## START
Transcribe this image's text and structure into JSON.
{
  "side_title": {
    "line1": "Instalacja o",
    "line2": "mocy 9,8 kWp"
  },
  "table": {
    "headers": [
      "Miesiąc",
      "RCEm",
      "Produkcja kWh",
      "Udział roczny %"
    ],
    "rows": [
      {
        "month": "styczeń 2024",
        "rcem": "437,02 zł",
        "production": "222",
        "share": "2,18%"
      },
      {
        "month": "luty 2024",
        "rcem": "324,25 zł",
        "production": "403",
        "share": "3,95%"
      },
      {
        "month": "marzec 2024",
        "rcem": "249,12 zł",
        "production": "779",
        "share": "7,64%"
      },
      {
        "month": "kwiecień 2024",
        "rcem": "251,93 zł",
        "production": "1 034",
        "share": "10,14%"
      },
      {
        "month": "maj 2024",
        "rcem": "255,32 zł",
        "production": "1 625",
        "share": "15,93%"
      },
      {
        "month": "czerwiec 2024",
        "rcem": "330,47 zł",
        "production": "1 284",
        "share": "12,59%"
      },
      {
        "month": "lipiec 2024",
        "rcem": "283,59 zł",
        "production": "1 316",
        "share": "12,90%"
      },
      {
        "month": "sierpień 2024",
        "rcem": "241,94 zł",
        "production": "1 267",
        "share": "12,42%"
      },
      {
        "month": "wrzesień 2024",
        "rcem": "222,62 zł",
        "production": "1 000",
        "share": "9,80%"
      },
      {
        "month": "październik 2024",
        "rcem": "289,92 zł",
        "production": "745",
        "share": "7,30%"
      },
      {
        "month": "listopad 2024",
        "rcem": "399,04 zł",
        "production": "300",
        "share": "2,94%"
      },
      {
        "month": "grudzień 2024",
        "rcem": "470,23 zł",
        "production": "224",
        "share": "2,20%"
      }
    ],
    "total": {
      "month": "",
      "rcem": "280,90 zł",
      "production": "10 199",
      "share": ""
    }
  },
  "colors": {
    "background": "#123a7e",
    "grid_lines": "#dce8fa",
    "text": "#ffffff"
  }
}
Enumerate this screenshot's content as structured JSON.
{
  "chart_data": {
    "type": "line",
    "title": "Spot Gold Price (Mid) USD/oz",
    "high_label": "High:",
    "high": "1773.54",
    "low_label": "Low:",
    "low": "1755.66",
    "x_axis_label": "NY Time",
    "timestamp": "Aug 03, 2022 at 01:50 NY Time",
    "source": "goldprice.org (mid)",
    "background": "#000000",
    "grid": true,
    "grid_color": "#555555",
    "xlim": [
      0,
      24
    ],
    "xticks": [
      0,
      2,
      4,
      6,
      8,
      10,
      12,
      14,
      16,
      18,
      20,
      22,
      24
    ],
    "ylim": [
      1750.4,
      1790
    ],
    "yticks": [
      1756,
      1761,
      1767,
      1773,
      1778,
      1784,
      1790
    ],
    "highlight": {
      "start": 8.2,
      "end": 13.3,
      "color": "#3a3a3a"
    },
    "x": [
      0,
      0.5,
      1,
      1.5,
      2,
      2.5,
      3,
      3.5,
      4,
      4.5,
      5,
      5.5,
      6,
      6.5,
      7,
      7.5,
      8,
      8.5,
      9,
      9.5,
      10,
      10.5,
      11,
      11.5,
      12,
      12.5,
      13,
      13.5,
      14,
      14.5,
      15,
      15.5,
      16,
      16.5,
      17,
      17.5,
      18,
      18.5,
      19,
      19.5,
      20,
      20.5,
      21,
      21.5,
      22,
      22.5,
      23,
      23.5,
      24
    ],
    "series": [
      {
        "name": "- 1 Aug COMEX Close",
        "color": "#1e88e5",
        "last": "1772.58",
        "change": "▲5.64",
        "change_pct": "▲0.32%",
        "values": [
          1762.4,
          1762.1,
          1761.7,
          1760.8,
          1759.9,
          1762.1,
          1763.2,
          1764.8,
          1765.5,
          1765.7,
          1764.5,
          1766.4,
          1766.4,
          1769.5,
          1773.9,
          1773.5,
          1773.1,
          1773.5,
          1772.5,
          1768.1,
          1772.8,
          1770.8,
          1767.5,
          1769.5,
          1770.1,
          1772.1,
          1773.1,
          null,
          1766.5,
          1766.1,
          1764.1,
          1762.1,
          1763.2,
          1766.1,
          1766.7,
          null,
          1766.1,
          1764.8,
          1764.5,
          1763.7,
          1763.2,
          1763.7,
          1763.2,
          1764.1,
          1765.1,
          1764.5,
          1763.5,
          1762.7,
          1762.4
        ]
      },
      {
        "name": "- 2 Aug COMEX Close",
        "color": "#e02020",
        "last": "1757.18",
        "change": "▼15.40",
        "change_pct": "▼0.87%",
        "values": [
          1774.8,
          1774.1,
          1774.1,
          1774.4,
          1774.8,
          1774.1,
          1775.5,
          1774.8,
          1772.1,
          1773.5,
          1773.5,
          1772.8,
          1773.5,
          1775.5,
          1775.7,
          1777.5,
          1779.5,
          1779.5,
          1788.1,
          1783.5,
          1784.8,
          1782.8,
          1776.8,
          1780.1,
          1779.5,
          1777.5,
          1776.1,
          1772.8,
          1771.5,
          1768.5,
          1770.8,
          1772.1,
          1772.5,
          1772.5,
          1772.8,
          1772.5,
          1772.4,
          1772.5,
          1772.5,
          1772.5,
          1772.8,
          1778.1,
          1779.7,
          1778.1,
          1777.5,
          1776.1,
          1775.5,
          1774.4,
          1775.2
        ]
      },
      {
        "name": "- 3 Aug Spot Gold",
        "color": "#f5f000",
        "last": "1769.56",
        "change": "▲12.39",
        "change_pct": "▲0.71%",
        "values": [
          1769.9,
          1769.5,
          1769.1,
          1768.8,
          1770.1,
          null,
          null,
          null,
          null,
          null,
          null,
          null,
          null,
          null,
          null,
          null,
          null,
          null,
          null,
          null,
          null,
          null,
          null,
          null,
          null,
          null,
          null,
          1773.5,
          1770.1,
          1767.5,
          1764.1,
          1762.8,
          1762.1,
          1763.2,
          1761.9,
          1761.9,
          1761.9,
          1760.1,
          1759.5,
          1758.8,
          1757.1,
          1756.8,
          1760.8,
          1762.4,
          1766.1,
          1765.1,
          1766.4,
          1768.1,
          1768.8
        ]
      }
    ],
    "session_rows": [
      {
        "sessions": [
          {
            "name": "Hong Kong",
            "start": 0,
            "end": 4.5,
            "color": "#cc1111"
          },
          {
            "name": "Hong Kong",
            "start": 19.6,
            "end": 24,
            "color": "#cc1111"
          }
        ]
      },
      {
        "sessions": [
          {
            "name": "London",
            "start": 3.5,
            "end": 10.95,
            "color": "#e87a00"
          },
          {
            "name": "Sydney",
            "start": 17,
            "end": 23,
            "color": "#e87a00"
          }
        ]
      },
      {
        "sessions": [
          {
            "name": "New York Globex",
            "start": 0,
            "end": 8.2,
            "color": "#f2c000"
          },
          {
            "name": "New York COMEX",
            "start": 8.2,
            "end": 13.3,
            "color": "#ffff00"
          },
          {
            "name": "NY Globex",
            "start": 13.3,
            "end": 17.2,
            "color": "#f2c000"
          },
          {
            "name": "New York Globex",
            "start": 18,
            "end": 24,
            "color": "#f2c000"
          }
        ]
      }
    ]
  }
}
## END
▸ Given request
Above are some records; extract every one of them exactly.

▸ Task solution
Transcribe this image's text and structure into JSON.
{
  "side_title": {
    "line1": "Instalacja o",
    "line2": "mocy 9,8 kWp"
  },
  "table": {
    "headers": [
      "Miesiąc",
      "RCEm",
      "Produkcja kWh",
      "Udział roczny %"
    ],
    "rows": [
      {
        "month": "styczeń 2024",
        "rcem": "437,02 zł",
        "production": "222",
        "share": "2,18%"
      },
      {
        "month": "luty 2024",
        "rcem": "324,25 zł",
        "production": "403",
        "share": "3,95%"
      },
      {
        "month": "marzec 2024",
        "rcem": "249,12 zł",
        "production": "779",
        "share": "7,64%"
      },
      {
        "month": "kwiecień 2024",
        "rcem": "251,93 zł",
        "production": "1 034",
        "share": "10,14%"
      },
      {
        "month": "maj 2024",
        "rcem": "255,32 zł",
        "production": "1 625",
        "share": "15,93%"
      },
      {
        "month": "czerwiec 2024",
        "rcem": "330,47 zł",
        "production": "1 284",
        "share": "12,59%"
      },
      {
        "month": "lipiec 2024",
        "rcem": "283,59 zł",
        "production": "1 316",
        "share": "12,90%"
      },
      {
        "month": "sierpień 2024",
        "rcem": "241,94 zł",
        "production": "1 267",
        "share": "12,42%"
      },
      {
        "month": "wrzesień 2024",
        "rcem": "222,62 zł",
        "production": "1 000",
        "share": "9,80%"
      },
      {
        "month": "październik 2024",
        "rcem": "289,92 zł",
        "production": "745",
        "share": "7,30%"
      },
      {
        "month": "listopad 2024",
        "rcem": "399,04 zł",
        "production": "300",
        "share": "2,94%"
      },
      {
        "month": "grudzień 2024",
        "rcem": "470,23 zł",
        "production": "224",
        "share": "2,20%"
      }
    ],
    "total": {
      "month": "",
      "rcem": "280,90 zł",
      "production": "10 199",
      "share": ""
    }
  },
  "colors": {
    "background": "#123a7e",
    "grid_lines": "#dce8fa",
    "text": "#ffffff"
  }
}
Enumerate this screenshot's content as structured JSON.
{
  "chart_data": {
    "type": "line",
    "title": "Spot Gold Price (Mid) USD/oz",
    "high_label": "High:",
    "high": "1773.54",
    "low_label": "Low:",
    "low": "1755.66",
    "x_axis_label": "NY Time",
    "timestamp": "Aug 03, 2022 at 01:50 NY Time",
    "source": "goldprice.org (mid)",
    "background": "#000000",
    "grid": true,
    "grid_color": "#555555",
    "xlim": [
      0,
      24
    ],
    "xticks": [
      0,
      2,
      4,
      6,
      8,
      10,
      12,
      14,
      16,
      18,
      20,
      22,
      24
    ],
    "ylim": [
      1750.4,
      1790
    ],
    "yticks": [
      1756,
      1761,
      1767,
      1773,
      1778,
      1784,
      1790
    ],
    "highlight": {
      "start": 8.2,
      "end": 13.3,
      "color": "#3a3a3a"
    },
    "x": [
      0,
      0.5,
      1,
      1.5,
      2,
      2.5,
      3,
      3.5,
      4,
      4.5,
      5,
      5.5,
      6,
      6.5,
      7,
      7.5,
      8,
      8.5,
      9,
      9.5,
      10,
      10.5,
      11,
      11.5,
      12,
      12.5,
      13,
      13.5,
      14,
      14.5,
      15,
      15.5,
      16,
      16.5,
      17,
      17.5,
      18,
      18.5,
      19,
      19.5,
      20,
      20.5,
      21,
      21.5,
      22,
      22.5,
      23,
      23.5,
      24
    ],
    "series": [
      {
        "name": "- 1 Aug COMEX Close",
        "color": "#1e88e5",
        "last": "1772.58",
        "change": "▲5.64",
        "change_pct": "▲0.32%",
        "values": [
          1762.4,
          1762.1,
          1761.7,
          1760.8,
          1759.9,
          1762.1,
          1763.2,
          1764.8,
          1765.5,
          1765.7,
          1764.5,
          1766.4,
          1766.4,
          1769.5,
          1773.9,
          1773.5,
          1773.1,
          1773.5,
          1772.5,
          1768.1,
          1772.8,
          1770.8,
          1767.5,
          1769.5,
          1770.1,
          1772.1,
          1773.1,
          null,
          1766.5,
          1766.1,
          1764.1,
          1762.1,
          1763.2,
          1766.1,
          1766.7,
          null,
          1766.1,
          1764.8,
          1764.5,
          1763.7,
          1763.2,
          1763.7,
          1763.2,
          1764.1,
          1765.1,
          1764.5,
          1763.5,
          1762.7,
          1762.4
        ]
      },
      {
        "name": "- 2 Aug COMEX Close",
        "color": "#e02020",
        "last": "1757.18",
        "change": "▼15.40",
        "change_pct": "▼0.87%",
        "values": [
          1774.8,
          1774.1,
          1774.1,
          1774.4,
          1774.8,
          1774.1,
          1775.5,
          1774.8,
          1772.1,
          1773.5,
          1773.5,
          1772.8,
          1773.5,
          1775.5,
          1775.7,
          1777.5,
          1779.5,
          1779.5,
          1788.1,
          1783.5,
          1784.8,
          1782.8,
          1776.8,
          1780.1,
          1779.5,
          1777.5,
          1776.1,
          1772.8,
          1771.5,
          1768.5,
          1770.8,
          1772.1,
          1772.5,
          1772.5,
          1772.8,
          1772.5,
          1772.4,
          1772.5,
          1772.5,
          1772.5,
          1772.8,
          1778.1,
          1779.7,
          1778.1,
          1777.5,
          1776.1,
          1775.5,
          1774.4,
          1775.2
        ]
      },
      {
        "name": "- 3 Aug Spot Gold",
        "color": "#f5f000",
        "last": "1769.56",
        "change": "▲12.39",
        "change_pct": "▲0.71%",
        "values": [
          1769.9,
          1769.5,
          1769.1,
          1768.8,
          1770.1,
          null,
          null,
          null,
          null,
          null,
          null,
          null,
          null,
          null,
          null,
          null,
          null,
          null,
          null,
          null,
          null,
          null,
          null,
          null,
          null,
          null,
          null,
          1773.5,
          1770.1,
          1767.5,
          1764.1,
          1762.8,
          1762.1,
          1763.2,
          1761.9,
          1761.9,
          1761.9,
          1760.1,
          1759.5,
          1758.8,
          1757.1,
          1756.8,
          1760.8,
          1762.4,
          1766.1,
          1765.1,
          1766.4,
          1768.1,
          1768.8
        ]
      }
    ],
    "session_rows": [
      {
        "sessions": [
          {
            "name": "Hong Kong",
            "start": 0,
            "end": 4.5,
            "color": "#cc1111"
          },
          {
            "name": "Hong Kong",
            "start": 19.6,
            "end": 24,
            "color": "#cc1111"
          }
        ]
      },
      {
        "sessions": [
          {
            "name": "London",
            "start": 3.5,
            "end": 10.95,
            "color": "#e87a00"
          },
          {
            "name": "Sydney",
            "start": 17,
            "end": 23,
            "color": "#e87a00"
          }
        ]
      },
      {
        "sessions": [
          {
            "name": "New York Globex",
            "start": 0,
            "end": 8.2,
            "color": "#f2c000"
          },
          {
            "name": "New York COMEX",
            "start": 8.2,
            "end": 13.3,
            "color": "#ffff00"
          },
          {
            "name": "NY Globex",
            "start": 13.3,
            "end": 17.2,
            "color": "#f2c000"
          },
          {
            "name": "New York Globex",
            "start": 18,
            "end": 24,
            "color": "#f2c000"
          }
        ]
      }
    ]
  }
}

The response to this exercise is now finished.